**WHAT YOU HAVE TO DO:** Extract each line where the string "text" shows up.

**RAW DATA:**
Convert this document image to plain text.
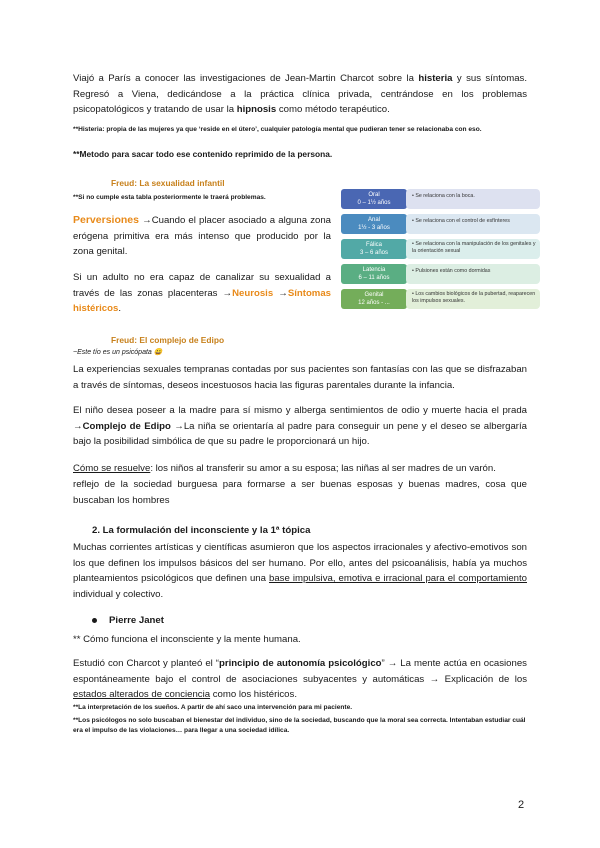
Viajó a París a conocer las investigaciones de Jean-Martin Charcot sobre la histeria y sus síntomas. Regresó a Viena, dedicándose a la práctica clínica privada, centrándose en los problemas psicopatológicos y tratando de usar la hipnosis como método terapéutico.

**Histeria: propia de las mujeres ya que ‘reside en el útero’, cualquier patología mental que pudieran tener se relacionaba con eso.

**Metodo para sacar todo ese contenido reprimido de la persona.

Freud: La sexualidad infantil

**Si no cumple esta tabla posteriormente le traerá problemas.

Perversiones →Cuando el placer asociado a alguna zona erógena primitiva era más intenso que producido por la zona genital.

Si un adulto no era capaz de canalizar su sexualidad a través de las zonas placenteras →Neurosis →Síntomas histéricos.

• Se relaciona con la boca.
Oral
0 – 1½ años
• Se relaciona con el control de esfínteres
Anal
1½ - 3 años
• Se relaciona con la manipulación de los genitales y la orientación sexual
Fálica
3 – 6 años
• Pulsiones están como dormidas
Latencia
6 – 11 años
• Los cambios biológicos de la pubertad, reaparecen los impulsos sexuales.
Genital
12 años - ...
Freud: El complejo de Edipo

~Este tío es un psicópata 😀

La experiencias sexuales tempranas contadas por sus pacientes son fantasías con las que se disfrazaban a través de síntomas, deseos incestuosos hacia las figuras parentales durante la infancia.

El niño desea poseer a la madre para sí mismo y alberga sentimientos de odio y muerte hacia el prada →Complejo de Edipo →La niña se orientaría al padre para conseguir un pene y el deseo se albergaría bajo la posibilidad simbólica de que su padre le proporcionará un hijo.

Cómo se resuelve: los niños al transferir su amor a su esposa; las niñas al ser madres de un varón.

reflejo de la sociedad burguesa para formarse a ser buenas esposas y buenas madres, cosa que buscaban los hombres

2. La formulación del inconsciente y la 1ª tópica

Muchas corrientes artísticas y científicas asumieron que los aspectos irracionales y afectivo-emotivos son los que definen los impulsos básicos del ser humano. Por ello, antes del psicoanálisis, había ya muchos planteamientos psicológicos que definen una base impulsiva, emotiva e irracional para el comportamiento individual y colectivo.

Pierre Janet

** Cómo funciona el inconsciente y la mente humana.

Estudió con Charcot y planteó el “principio de autonomía psicológico” → La mente actúa en ocasiones espontáneamente bajo el control de asociaciones subyacentes y automáticas → Explicación de los estados alterados de conciencia como los histéricos.

**La interpretación de los sueños. A partir de ahí saco una intervención para mi paciente.

**Los psicólogos no solo buscaban el bienestar del individuo, sino de la sociedad, buscando que la moral sea correcta. Intentaban estudiar cuál era el impulso de las violaciones… para llegar a una sociedad idílica.

2
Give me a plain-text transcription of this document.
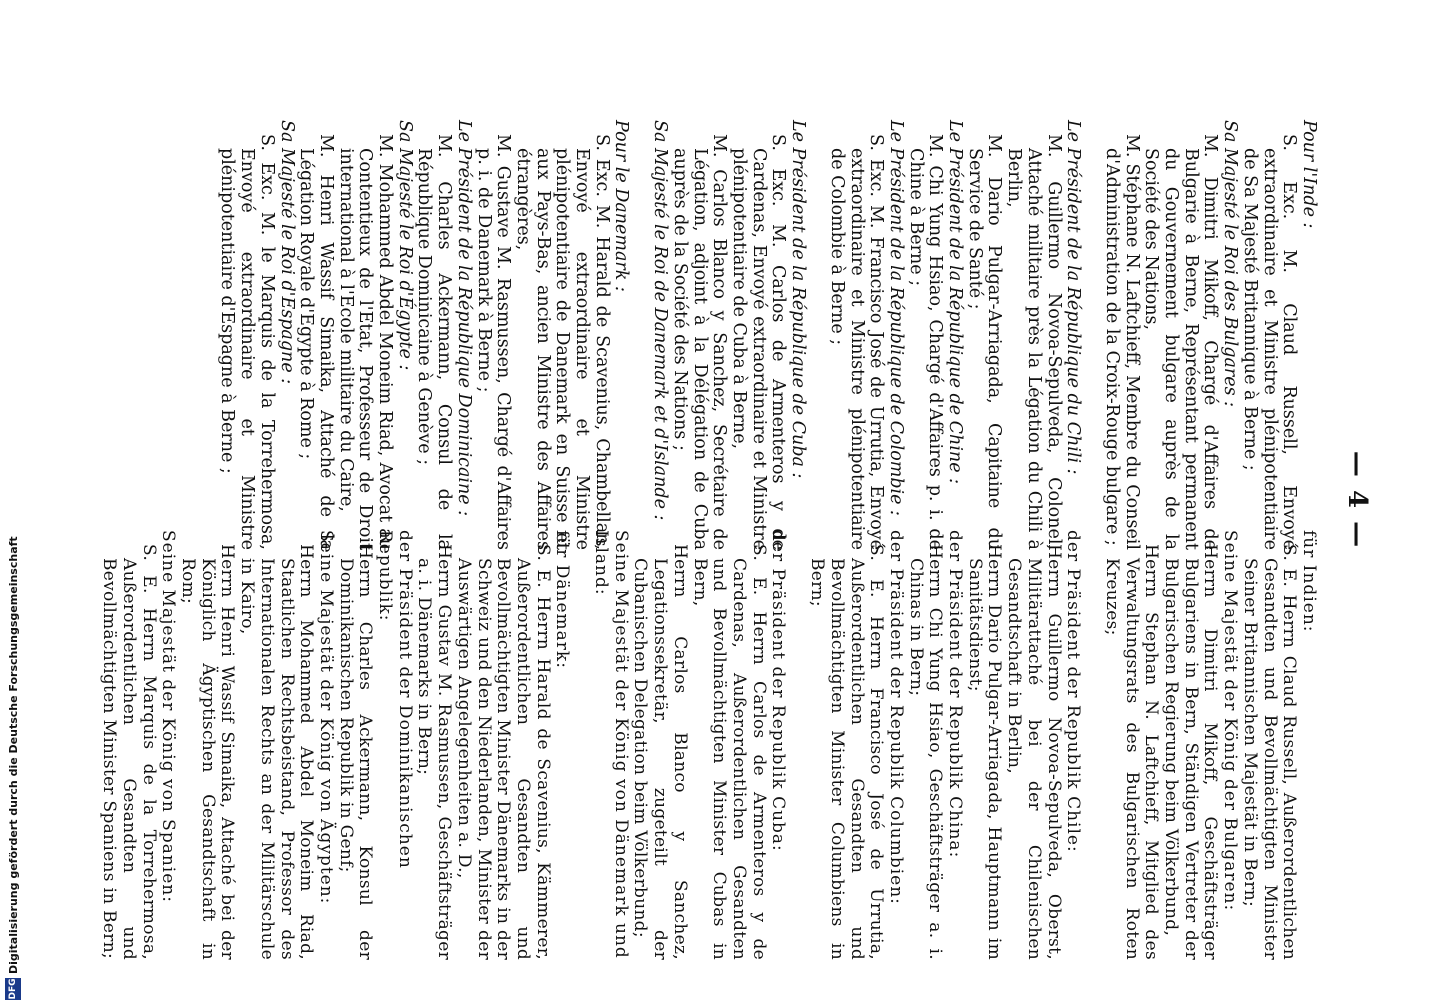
— 4 —

Pour l'Inde :

S. Exc. M. Claud Russell, Envoyé extraordinaire et Ministre plénipotentiaire de Sa Majesté Britannique à Berne ;

Sa Majesté le Roi des Bulgares :

M. Dimitri Mikoff, Chargé d'Affaires de Bulgarie à Berne, Représentant permanent du Gouvernement bulgare auprès de la Société des Nations,

M. Stéphane N. Laftchieff, Membre du Conseil d'Administration de la Croix-Rouge bulgare ;

Le Président de la République du Chili :

M. Guillermo Novoa-Sepulveda, Colonel, Attaché militaire près la Légation du Chili à Berlin,

M. Dario Pulgar-Arriagada, Capitaine du Service de Santé ;

Le Président de la République de Chine :

M. Chi Yung Hsiao, Chargé d'Affaires p. i. de Chine à Berne ;

Le Président de la République de Colombie :

S. Exc. M. Francisco José de Urrutia, Envoyé extraordinaire et Ministre plénipotentiaire de Colombie à Berne ;

Le Président de la République de Cuba :

S. Exc. M. Carlos de Armenteros y de Cardenas, Envoyé extraordinaire et Ministre plénipotentiaire de Cuba à Berne,

M. Carlos Blanco y Sanchez, Secrétaire de Légation, adjoint à la Délégation de Cuba auprès de la Société des Nations ;

Sa Majesté le Roi de Danemark et d'Islande :

Pour le Danemark :

S. Exc. M. Harald de Scavenius, Chambellan, Envoyé extraordinaire et Ministre plénipotentiaire de Danemark en Suisse et aux Pays-Bas, ancien Ministre des Affaires étrangères,

M. Gustave M. Rasmussen, Chargé d'Affaires p. i. de Danemark à Berne ;

Le Président de la République Dominicaine :

M. Charles Ackermann, Consul de la République Dominicaine à Genève ;

Sa Majesté le Roi d'Égypte :

M. Mohammed Abdel Moneim Riad, Avocat au Contentieux de l'Etat, Professeur de Droit international à l'Ecole militaire du Caire,

M. Henri Wassif Simaika, Attaché de la Légation Royale d'Egypte à Rome ;

Sa Majesté le Roi d'Espagne :

S. Exc. M. le Marquis de la Torrehermosa, Envoyé extraordinaire et Ministre plénipotentiaire d'Espagne à Berne ;

für Indien:

S. E. Herrn Claud Russell, Außerordentlichen Gesandten und Bevollmächtigten Minister Seiner Britannischen Majestät in Bern;

Seine Majestät der König der Bulgaren:

Herrn Dimitri Mikoff, Geschäftsträger Bulgariens in Bern, Ständigen Vertreter der Bulgarischen Regierung beim Völkerbund,

Herrn Stephan N. Laftchieff, Mitglied des Verwaltungsrats des Bulgarischen Roten Kreuzes;

der Präsident der Republik Chile:

Herrn Guillermo Novoa-Sepulveda, Oberst, Militärattaché bei der Chilenischen Gesandtschaft in Berlin,

Herrn Dario Pulgar-Arriagada, Hauptmann im Sanitätsdienst;

der Präsident der Republik China:

Herrn Chi Yung Hsiao, Geschäftsträger a. i. Chinas in Bern;

der Präsident der Republik Columbien:

S. E. Herrn Francisco José de Urrutia, Außerordentlichen Gesandten und Bevollmächtigten Minister Columbiens in Bern;

der Präsident der Republik Cuba:

S. E. Herrn Carlos de Armenteros y de Cardenas, Außerordentlichen Gesandten und Bevollmächtigten Minister Cubas in Bern,

Herrn Carlos Blanco y Sanchez, Legationssekretär, zugeteilt der Cubanischen Delegation beim Völkerbund;

Seine Majestät der König von Dänemark und Island:

für Dänemark:

S. E. Herrn Harald de Scavenius, Kämmerer, Außerordentlichen Gesandten und Bevollmächtigten Minister Dänemarks in der Schweiz und den Niederlanden, Minister der Auswärtigen Angelegenheiten a. D.,

Herrn Gustav M. Rasmussen, Geschäftsträger a. i. Dänemarks in Bern;

der Präsident der Dominikanischen Republik:

Herrn Charles Ackermann, Konsul der Dominikanischen Republik in Genf;

Seine Majestät der König von Ägypten:

Herrn Mohammed Abdel Moneim Riad, Staatlichen Rechtsbeistand, Professor des Internationalen Rechts an der Militärschule in Kairo,

Herrn Henri Wassif Simaika, Attaché bei der Königlich Ägyptischen Gesandtschaft in Rom;

Seine Majestät der König von Spanien:

S. E. Herrn Marquis de la Torrehermosa, Außerordentlichen Gesandten und Bevollmächtigten Minister Spaniens in Bern;

DFG
Digitalisierung gefördert durch die Deutsche Forschungsgemeinschaft
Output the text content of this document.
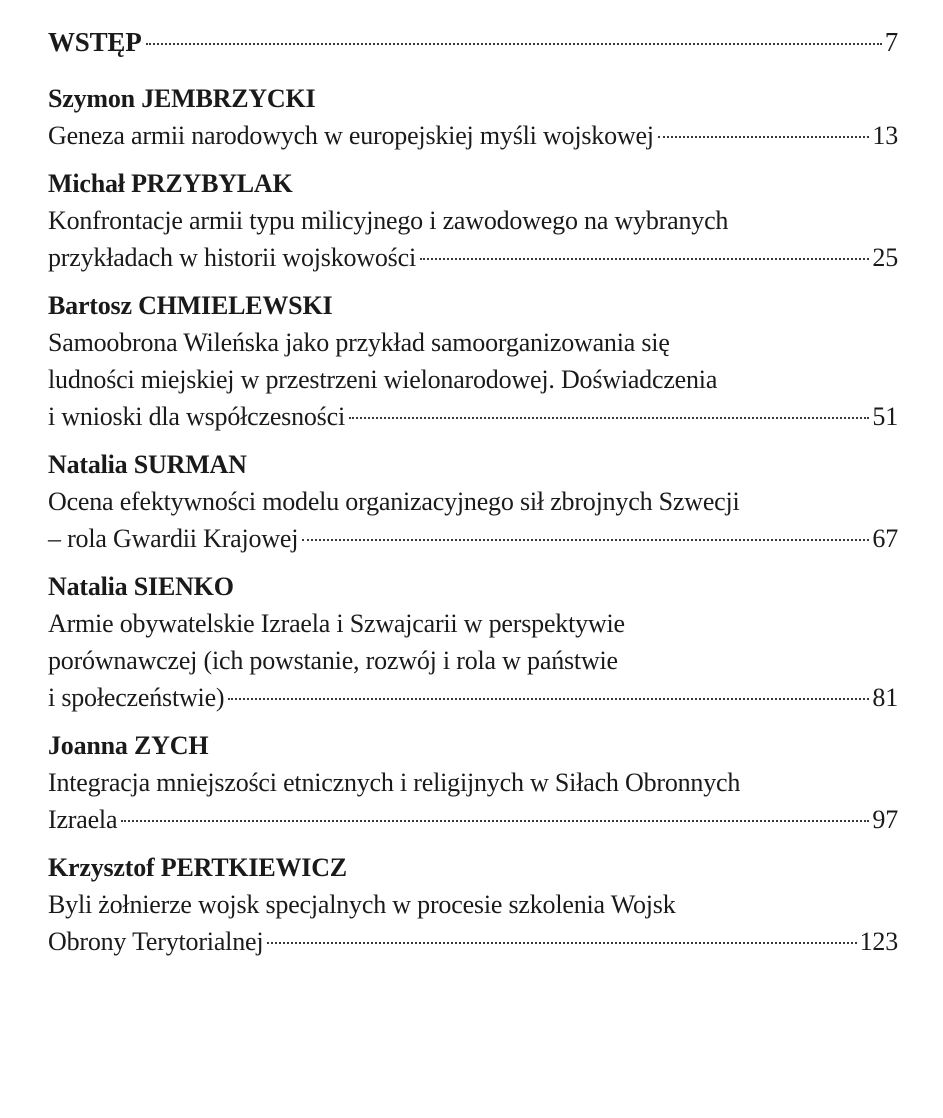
WSTĘP	7
Szymon JEMBRZYCKI
Geneza armii narodowych w europejskiej myśli wojskowej	13
Michał PRZYBYLAK
Konfrontacje armii typu milicyjnego i zawodowego na wybranych
przykładach w historii wojskowości	25
Bartosz CHMIELEWSKI
Samoobrona Wileńska jako przykład samoorganizowania się
ludności miejskiej w przestrzeni wielonarodowej. Doświadczenia
i wnioski dla współczesności	51
Natalia SURMAN
Ocena efektywności modelu organizacyjnego sił zbrojnych Szwecji
– rola Gwardii Krajowej	67
Natalia SIENKO
Armie obywatelskie Izraela i Szwajcarii w perspektywie
porównawczej (ich powstanie, rozwój i rola w państwie
i społeczeństwie)	81
Joanna ZYCH
Integracja mniejszości etnicznych i religijnych w Siłach Obronnych
Izraela	97
Krzysztof PERTKIEWICZ
Byli żołnierze wojsk specjalnych w procesie szkolenia Wojsk
Obrony Terytorialnej	123
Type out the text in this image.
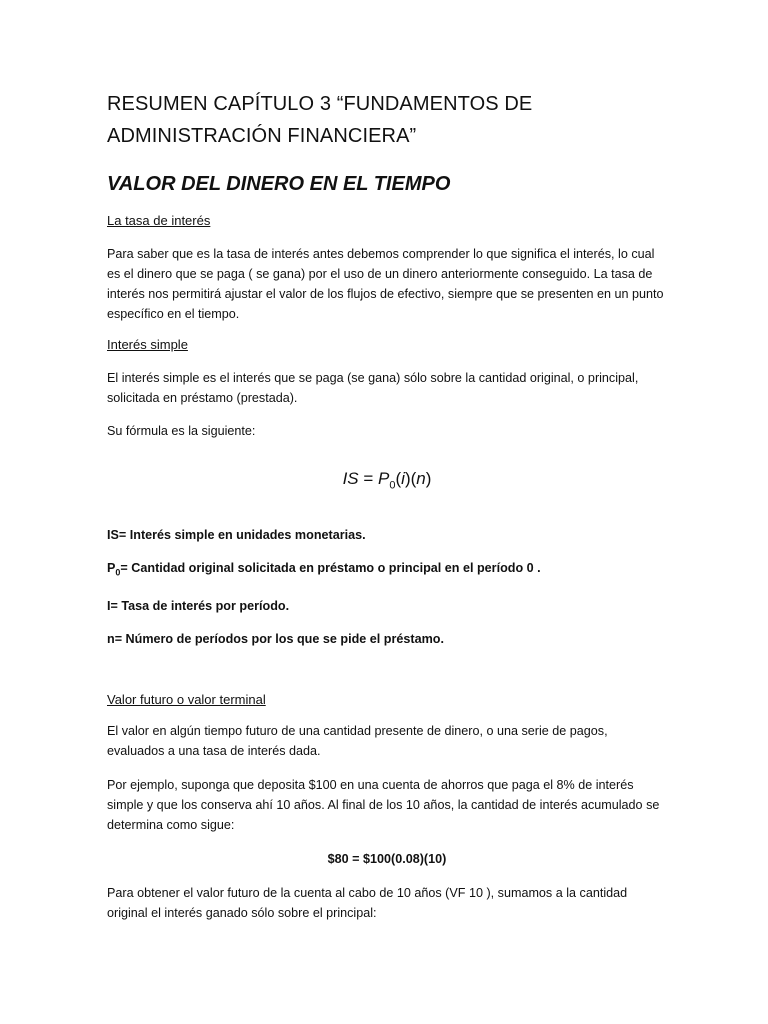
RESUMEN CAPÍTULO 3 “FUNDAMENTOS DE
ADMINISTRACIÓN FINANCIERA”
VALOR DEL DINERO EN EL TIEMPO
La tasa de interés

Para saber que es la tasa de interés antes debemos comprender lo que significa el interés, lo cual es el dinero que se paga ( se gana) por el uso de un dinero anteriormente conseguido. La tasa de interés nos permitirá ajustar el valor de los flujos de efectivo, siempre que se presenten en un punto específico en el tiempo.

Interés simple

El interés simple es el interés que se paga (se gana) sólo sobre la cantidad original, o principal, solicitada en préstamo (prestada).

Su fórmula es la siguiente:

IS = $P_0(i)(n)$
IS= Interés simple en unidades monetarias.
$P_0=$ Cantidad original solicitada en préstamo o principal en el período 0 .
I= Tasa de interés por período.
n= Número de períodos por los que se pide el préstamo.
Valor futuro o valor terminal

El valor en algún tiempo futuro de una cantidad presente de dinero, o una serie de pagos, evaluados a una tasa de interés dada.

Por ejemplo, suponga que deposita $100 en una cuenta de ahorros que paga el 8% de interés simple y que los conserva ahí 10 años. Al final de los 10 años, la cantidad de interés acumulado se determina como sigue:

$80 = $100(0.08)(10)

Para obtener el valor futuro de la cuenta al cabo de 10 años (VF 10 ), sumamos a la cantidad original el interés ganado sólo sobre el principal:
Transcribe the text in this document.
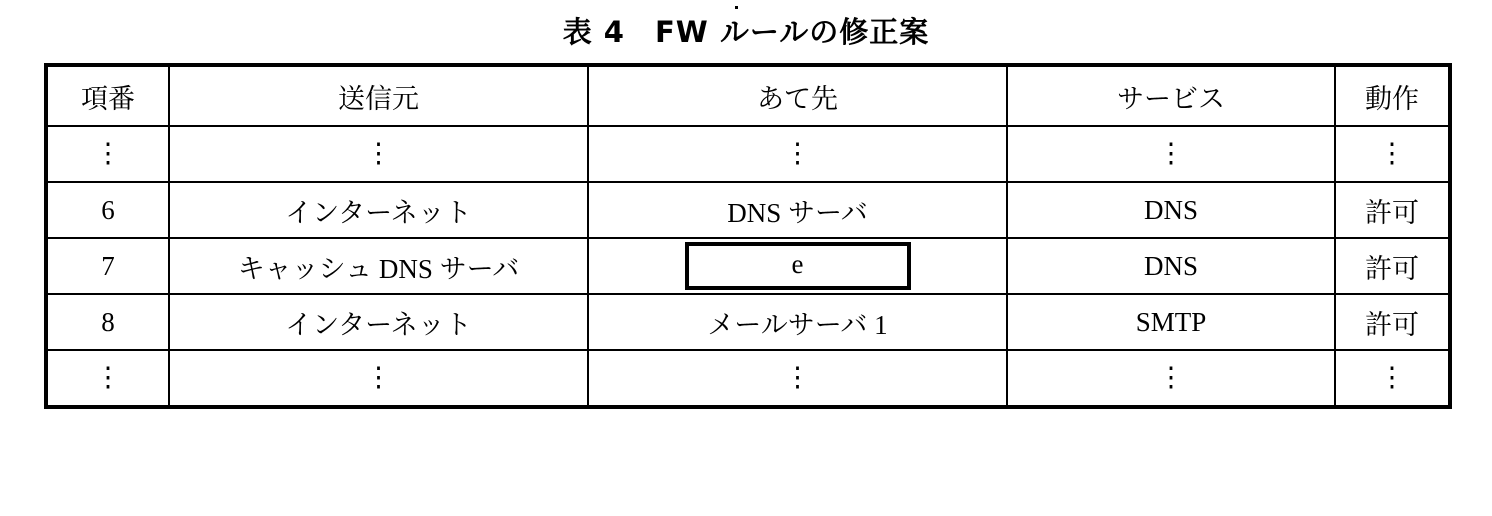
表 4　FW ルールの修正案
項番	送信元	あて先	サービス	動作
⋮	⋮	⋮	⋮	⋮
6	インターネット	DNS サーバ	DNS	許可
7	キャッシュ DNS サーバ	e	DNS	許可
8	インターネット	メールサーバ 1	SMTP	許可
⋮	⋮	⋮	⋮	⋮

**WRITTEN RESPONSE:**
Convert this document image to plain text.
Give me a plain-text transcription of this document.
Output the text content of this document.
Type out the text in this image.
Transcribe the text in this document.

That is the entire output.